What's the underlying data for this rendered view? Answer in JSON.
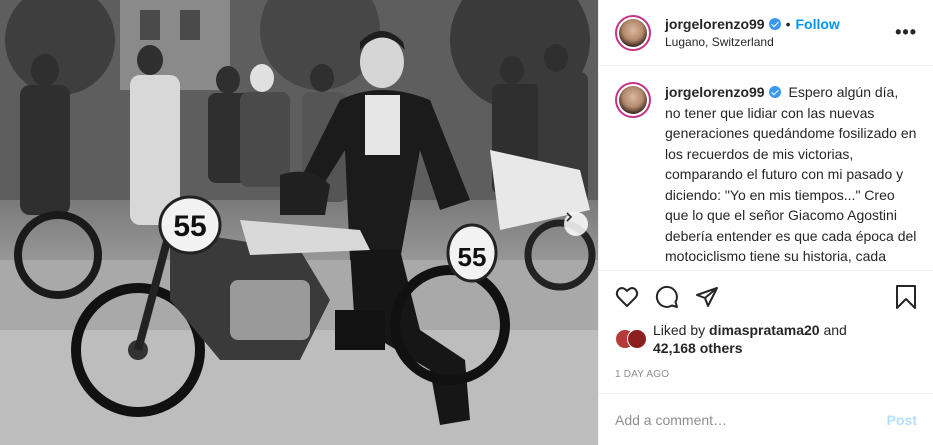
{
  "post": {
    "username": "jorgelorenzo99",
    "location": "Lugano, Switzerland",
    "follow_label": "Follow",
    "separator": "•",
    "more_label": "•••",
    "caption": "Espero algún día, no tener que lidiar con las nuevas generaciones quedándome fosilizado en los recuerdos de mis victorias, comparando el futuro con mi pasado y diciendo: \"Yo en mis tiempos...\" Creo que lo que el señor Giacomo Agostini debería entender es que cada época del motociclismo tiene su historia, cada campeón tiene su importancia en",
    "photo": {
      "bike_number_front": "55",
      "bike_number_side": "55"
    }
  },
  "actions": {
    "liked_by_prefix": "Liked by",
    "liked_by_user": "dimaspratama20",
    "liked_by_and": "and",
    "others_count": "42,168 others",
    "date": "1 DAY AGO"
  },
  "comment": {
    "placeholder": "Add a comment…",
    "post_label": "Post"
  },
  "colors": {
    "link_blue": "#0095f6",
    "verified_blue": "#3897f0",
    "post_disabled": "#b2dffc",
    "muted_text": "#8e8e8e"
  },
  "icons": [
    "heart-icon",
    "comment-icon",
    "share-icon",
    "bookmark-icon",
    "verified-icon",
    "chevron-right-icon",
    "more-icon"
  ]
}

————————

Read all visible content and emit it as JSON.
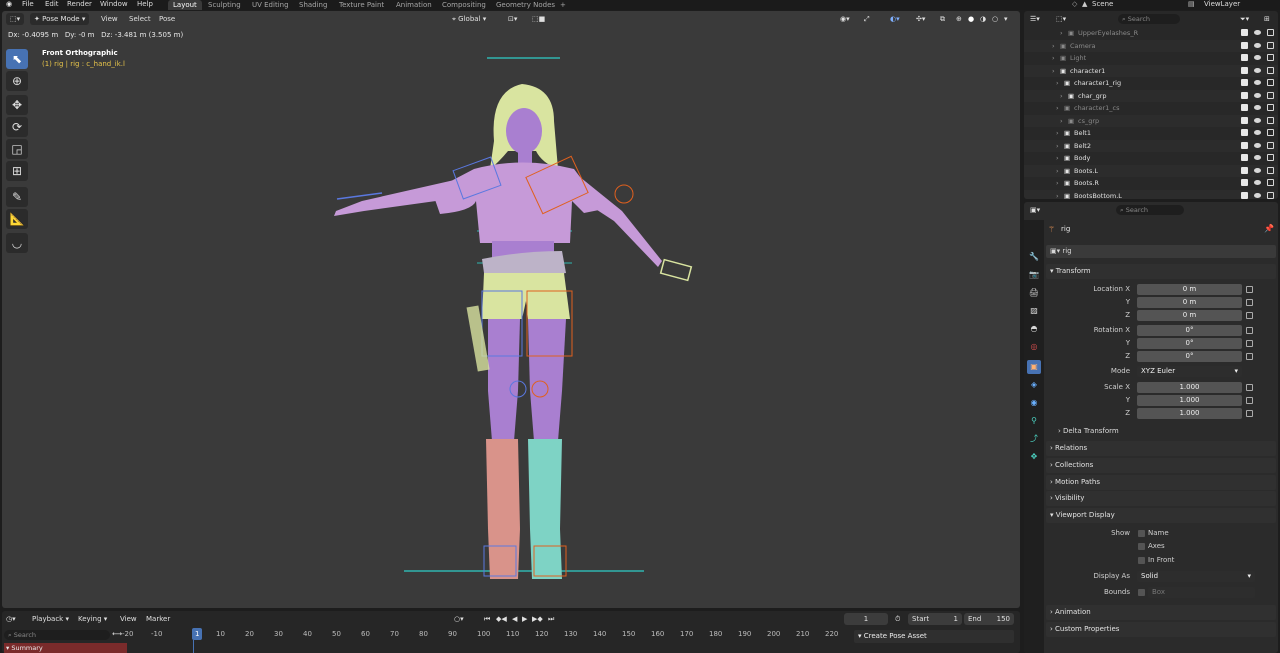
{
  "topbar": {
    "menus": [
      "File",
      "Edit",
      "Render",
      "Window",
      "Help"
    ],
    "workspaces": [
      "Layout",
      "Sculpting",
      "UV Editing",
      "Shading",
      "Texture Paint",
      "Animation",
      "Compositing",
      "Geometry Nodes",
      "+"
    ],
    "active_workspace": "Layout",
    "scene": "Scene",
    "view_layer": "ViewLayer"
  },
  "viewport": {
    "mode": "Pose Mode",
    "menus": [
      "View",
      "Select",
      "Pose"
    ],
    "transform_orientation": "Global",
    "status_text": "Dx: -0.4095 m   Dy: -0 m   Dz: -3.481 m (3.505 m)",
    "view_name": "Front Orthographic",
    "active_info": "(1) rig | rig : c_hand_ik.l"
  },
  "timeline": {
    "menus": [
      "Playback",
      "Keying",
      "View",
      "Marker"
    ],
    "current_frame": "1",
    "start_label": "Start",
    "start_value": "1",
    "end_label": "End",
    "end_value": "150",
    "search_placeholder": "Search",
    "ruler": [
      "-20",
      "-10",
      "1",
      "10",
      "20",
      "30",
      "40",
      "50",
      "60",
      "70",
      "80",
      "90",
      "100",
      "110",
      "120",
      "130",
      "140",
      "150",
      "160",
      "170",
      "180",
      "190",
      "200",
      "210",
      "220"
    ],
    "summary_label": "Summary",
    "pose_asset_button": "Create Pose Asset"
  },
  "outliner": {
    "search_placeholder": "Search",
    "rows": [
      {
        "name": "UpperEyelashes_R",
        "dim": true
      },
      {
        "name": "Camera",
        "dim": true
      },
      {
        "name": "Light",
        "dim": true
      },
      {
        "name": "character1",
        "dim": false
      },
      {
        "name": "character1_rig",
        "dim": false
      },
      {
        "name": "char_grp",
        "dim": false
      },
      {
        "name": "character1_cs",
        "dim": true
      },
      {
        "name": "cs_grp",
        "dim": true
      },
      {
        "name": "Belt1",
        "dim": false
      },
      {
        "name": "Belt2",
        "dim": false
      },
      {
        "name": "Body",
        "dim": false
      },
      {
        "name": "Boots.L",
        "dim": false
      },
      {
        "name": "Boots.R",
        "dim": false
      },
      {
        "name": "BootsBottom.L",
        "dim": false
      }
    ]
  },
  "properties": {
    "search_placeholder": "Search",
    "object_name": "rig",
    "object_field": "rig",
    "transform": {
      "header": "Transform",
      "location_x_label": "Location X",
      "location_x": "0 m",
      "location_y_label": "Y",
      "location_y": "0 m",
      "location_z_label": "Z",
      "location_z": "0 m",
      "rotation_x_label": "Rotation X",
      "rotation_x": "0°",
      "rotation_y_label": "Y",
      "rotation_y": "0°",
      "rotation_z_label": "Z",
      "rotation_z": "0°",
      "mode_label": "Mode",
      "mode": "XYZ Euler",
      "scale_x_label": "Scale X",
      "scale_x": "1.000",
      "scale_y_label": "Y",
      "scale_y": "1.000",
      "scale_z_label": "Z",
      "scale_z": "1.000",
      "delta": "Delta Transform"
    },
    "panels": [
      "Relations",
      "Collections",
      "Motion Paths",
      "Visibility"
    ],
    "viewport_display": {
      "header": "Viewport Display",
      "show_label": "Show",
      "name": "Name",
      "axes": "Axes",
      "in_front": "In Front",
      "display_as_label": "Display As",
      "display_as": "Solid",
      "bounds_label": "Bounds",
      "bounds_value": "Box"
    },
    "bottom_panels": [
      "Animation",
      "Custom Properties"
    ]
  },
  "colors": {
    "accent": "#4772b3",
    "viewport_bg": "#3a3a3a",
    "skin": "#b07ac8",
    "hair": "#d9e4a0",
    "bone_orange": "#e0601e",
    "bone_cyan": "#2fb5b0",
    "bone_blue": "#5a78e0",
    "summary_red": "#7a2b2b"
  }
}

————————

## Your objective
Show every line in the entries where the string "Pose" occurs.

## Response to the exercise
    "mode": "Pose Mode",
      "Pose"
    "pose_asset_button": "Create Pose Asset"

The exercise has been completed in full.